Start of DATA FOR THE TASK

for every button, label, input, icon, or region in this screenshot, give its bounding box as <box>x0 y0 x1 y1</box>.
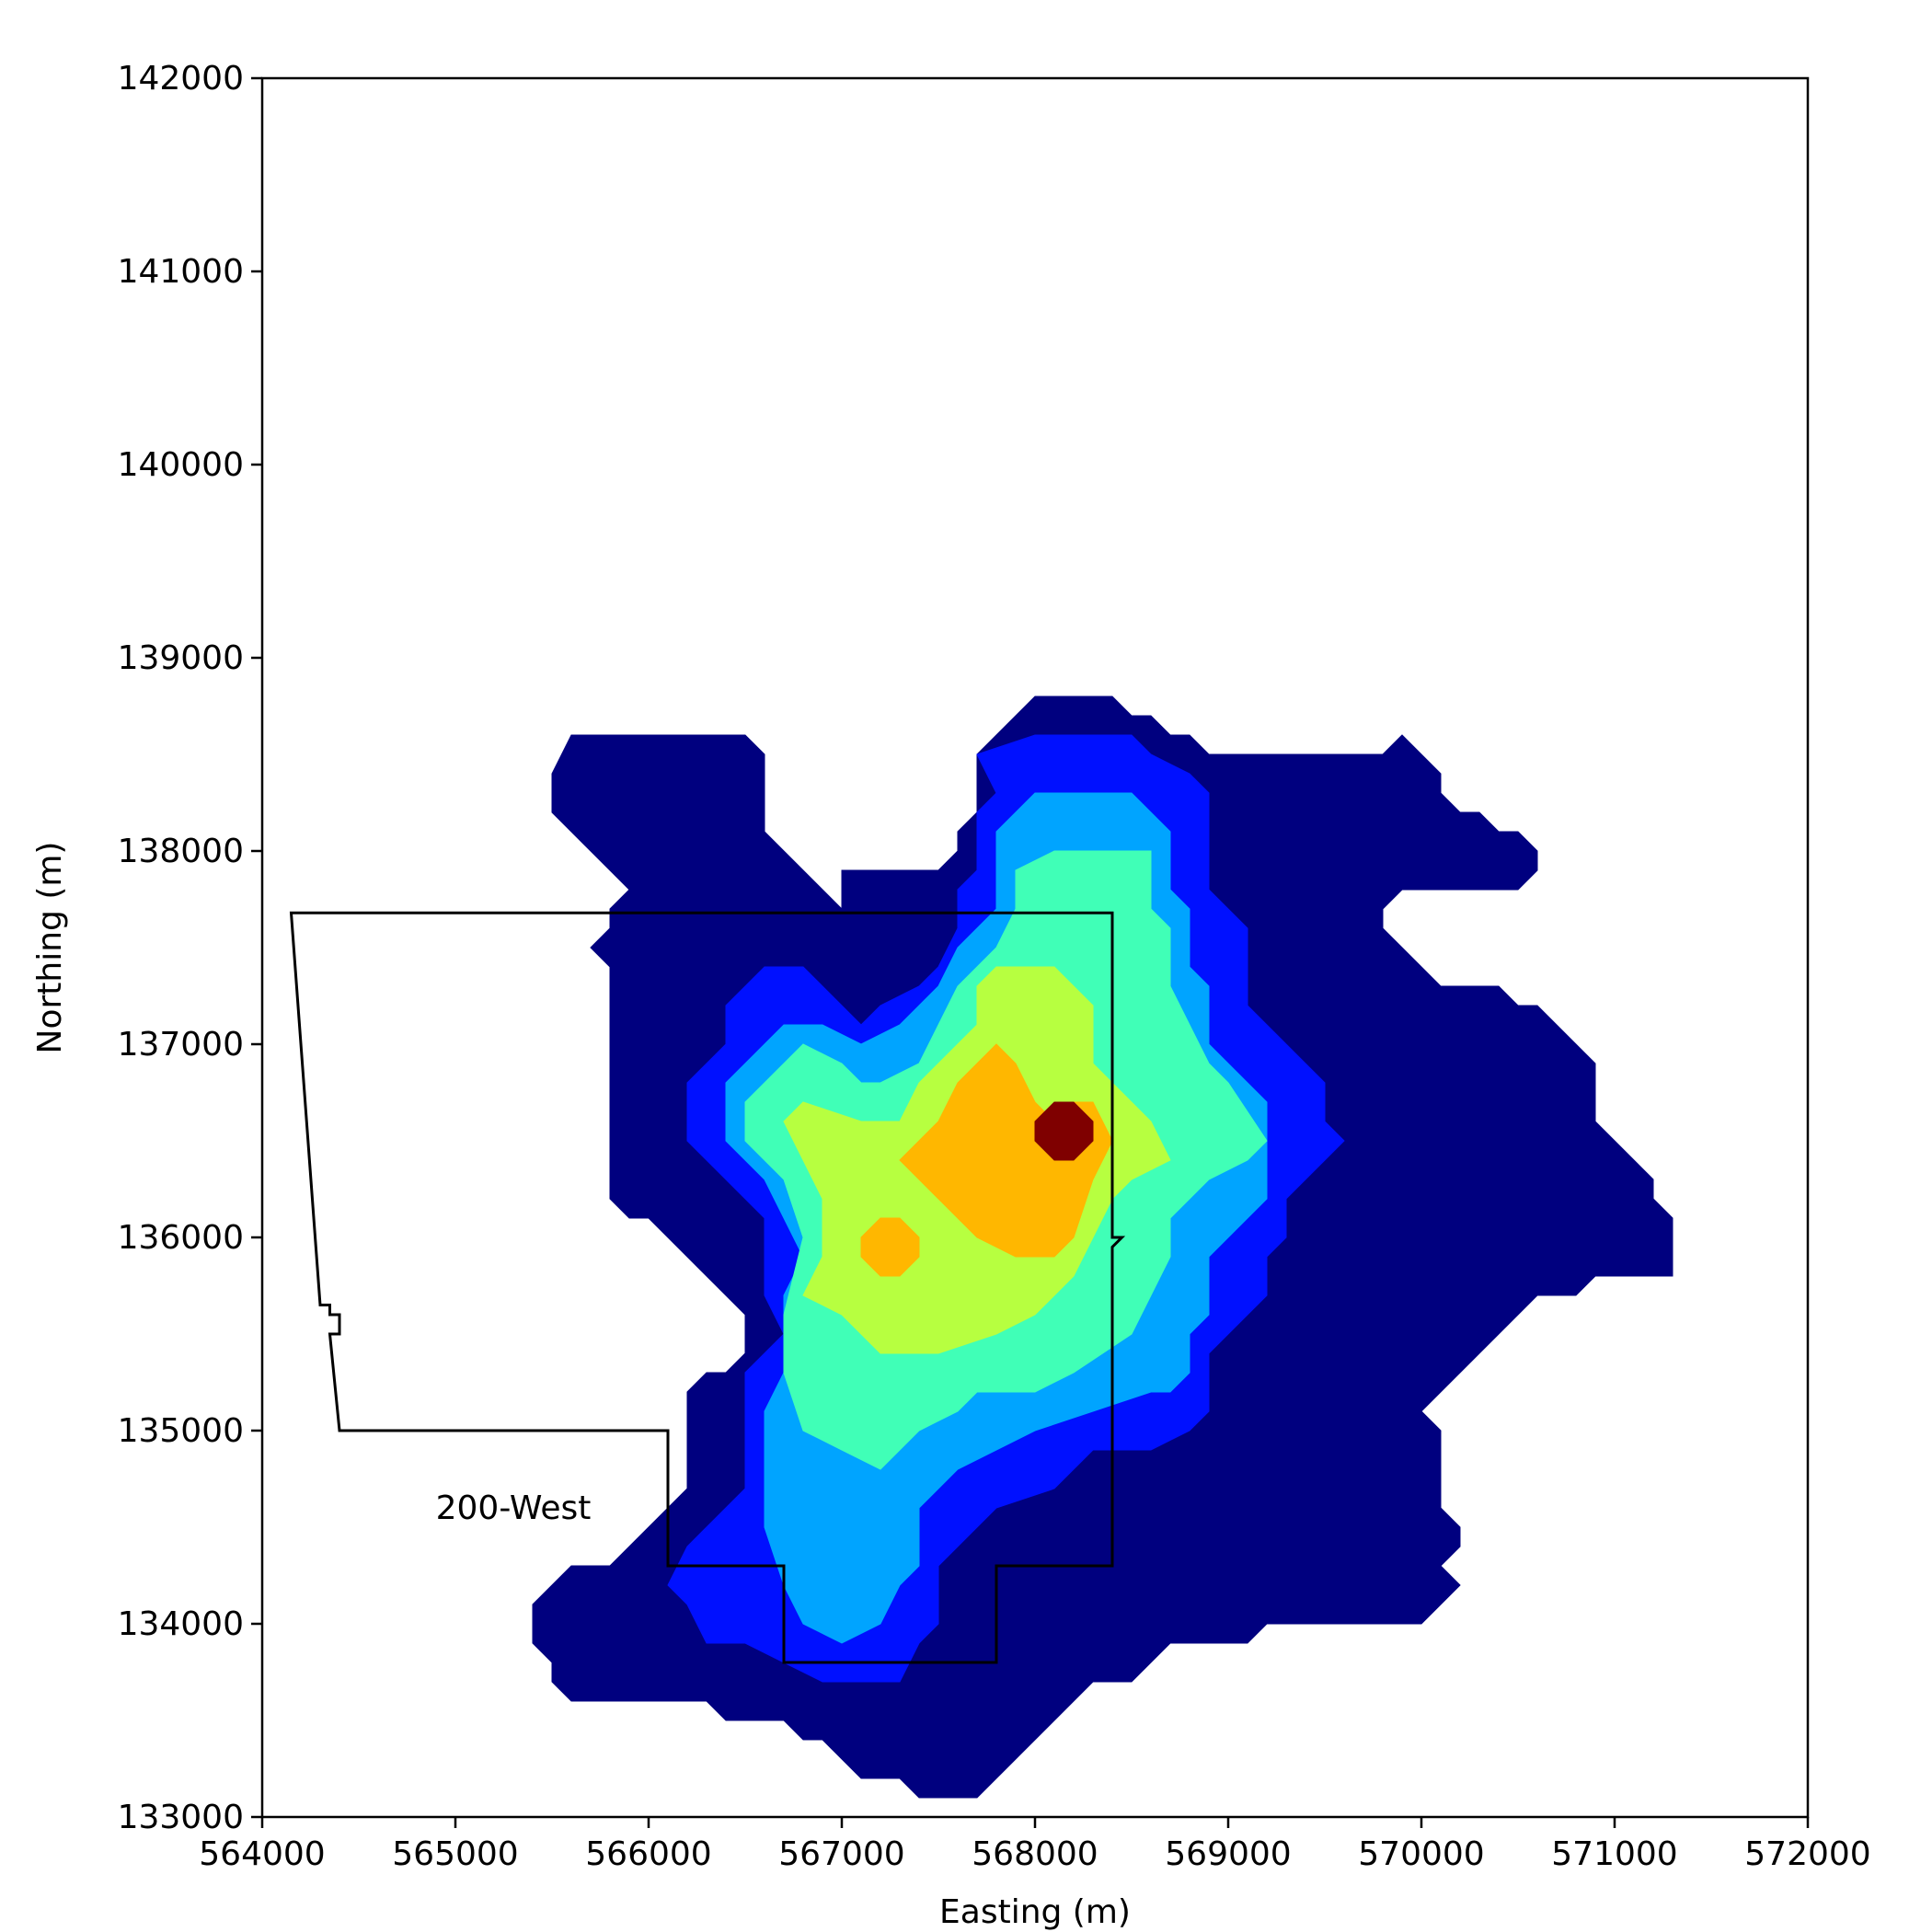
x-tick-label: 567000 <box>778 1835 904 1873</box>
y-tick-label: 139000 <box>118 639 244 677</box>
boundary-outline-200-west <box>289 911 1126 1664</box>
contour-level-6-region-6 <box>860 1217 920 1277</box>
y-axis-label: Northing (m) <box>31 842 69 1054</box>
y-tick-label: 135000 <box>118 1412 244 1450</box>
y-tick-label: 136000 <box>118 1219 244 1257</box>
x-tick-label: 572000 <box>1744 1835 1870 1873</box>
x-tick-label: 569000 <box>1165 1835 1291 1873</box>
y-tick-label: 137000 <box>118 1026 244 1064</box>
x-tick-label: 565000 <box>392 1835 518 1873</box>
x-tick-label: 568000 <box>972 1835 1098 1873</box>
contour-level-7-region-7 <box>1034 1101 1094 1161</box>
x-tick-label: 571000 <box>1551 1835 1677 1873</box>
y-tick-label: 142000 <box>118 60 244 98</box>
y-tick-label: 134000 <box>118 1605 244 1643</box>
y-tick-label: 133000 <box>118 1799 244 1836</box>
boundary-label-200-west: 200-West <box>436 1489 592 1527</box>
x-tick-label: 566000 <box>585 1835 711 1873</box>
contour-fill-layer <box>532 696 1673 1799</box>
y-axis: 133000 134000 135000 136000 137000 138000 1390… <box>118 60 262 1836</box>
contour-level-6-region-5 <box>899 1043 1113 1258</box>
x-axis-label: Easting (m) <box>939 1893 1131 1931</box>
y-tick-label: 141000 <box>118 253 244 291</box>
x-tick-label: 564000 <box>199 1835 325 1873</box>
boundary-layer <box>289 911 1126 1664</box>
y-tick-label: 138000 <box>118 833 244 870</box>
y-tick-label: 140000 <box>118 446 244 484</box>
x-axis: 564000 565000 566000 567000 568000 569000 5700… <box>199 1817 1871 1873</box>
x-tick-label: 570000 <box>1358 1835 1484 1873</box>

End of DATA FOR THE TASK

#### TASK:
Reproduce all of the material above, replacing "Northing (m)" with "Northing (meters)" and leaving everything else unchanged. Omit the pictures.

#### WRITTEN SOLUTION:
for every button, label, input, icon, or region in this screenshot, give its bounding box as <box>x0 y0 x1 y1</box>.
x-tick-label: 567000 <box>778 1835 904 1873</box>
y-tick-label: 139000 <box>118 639 244 677</box>
boundary-outline-200-west <box>289 911 1126 1664</box>
contour-level-6-region-6 <box>860 1217 920 1277</box>
y-axis-label: Northing (meters) <box>31 842 69 1054</box>
y-tick-label: 135000 <box>118 1412 244 1450</box>
y-tick-label: 136000 <box>118 1219 244 1257</box>
x-tick-label: 572000 <box>1744 1835 1870 1873</box>
x-tick-label: 569000 <box>1165 1835 1291 1873</box>
y-tick-label: 137000 <box>118 1026 244 1064</box>
x-tick-label: 565000 <box>392 1835 518 1873</box>
x-tick-label: 568000 <box>972 1835 1098 1873</box>
contour-level-7-region-7 <box>1034 1101 1094 1161</box>
x-tick-label: 571000 <box>1551 1835 1677 1873</box>
y-tick-label: 142000 <box>118 60 244 98</box>
y-tick-label: 134000 <box>118 1605 244 1643</box>
y-tick-label: 133000 <box>118 1799 244 1836</box>
boundary-label-200-west: 200-West <box>436 1489 592 1527</box>
x-tick-label: 566000 <box>585 1835 711 1873</box>
contour-fill-layer <box>532 696 1673 1799</box>
y-axis: 133000 134000 135000 136000 137000 138000 1390… <box>118 60 262 1836</box>
contour-level-6-region-5 <box>899 1043 1113 1258</box>
x-axis-label: Easting (m) <box>939 1893 1131 1931</box>
y-tick-label: 141000 <box>118 253 244 291</box>
x-tick-label: 564000 <box>199 1835 325 1873</box>
boundary-layer <box>289 911 1126 1664</box>
y-tick-label: 138000 <box>118 833 244 870</box>
y-tick-label: 140000 <box>118 446 244 484</box>
x-axis: 564000 565000 566000 567000 568000 569000 5700… <box>199 1817 1871 1873</box>
x-tick-label: 570000 <box>1358 1835 1484 1873</box>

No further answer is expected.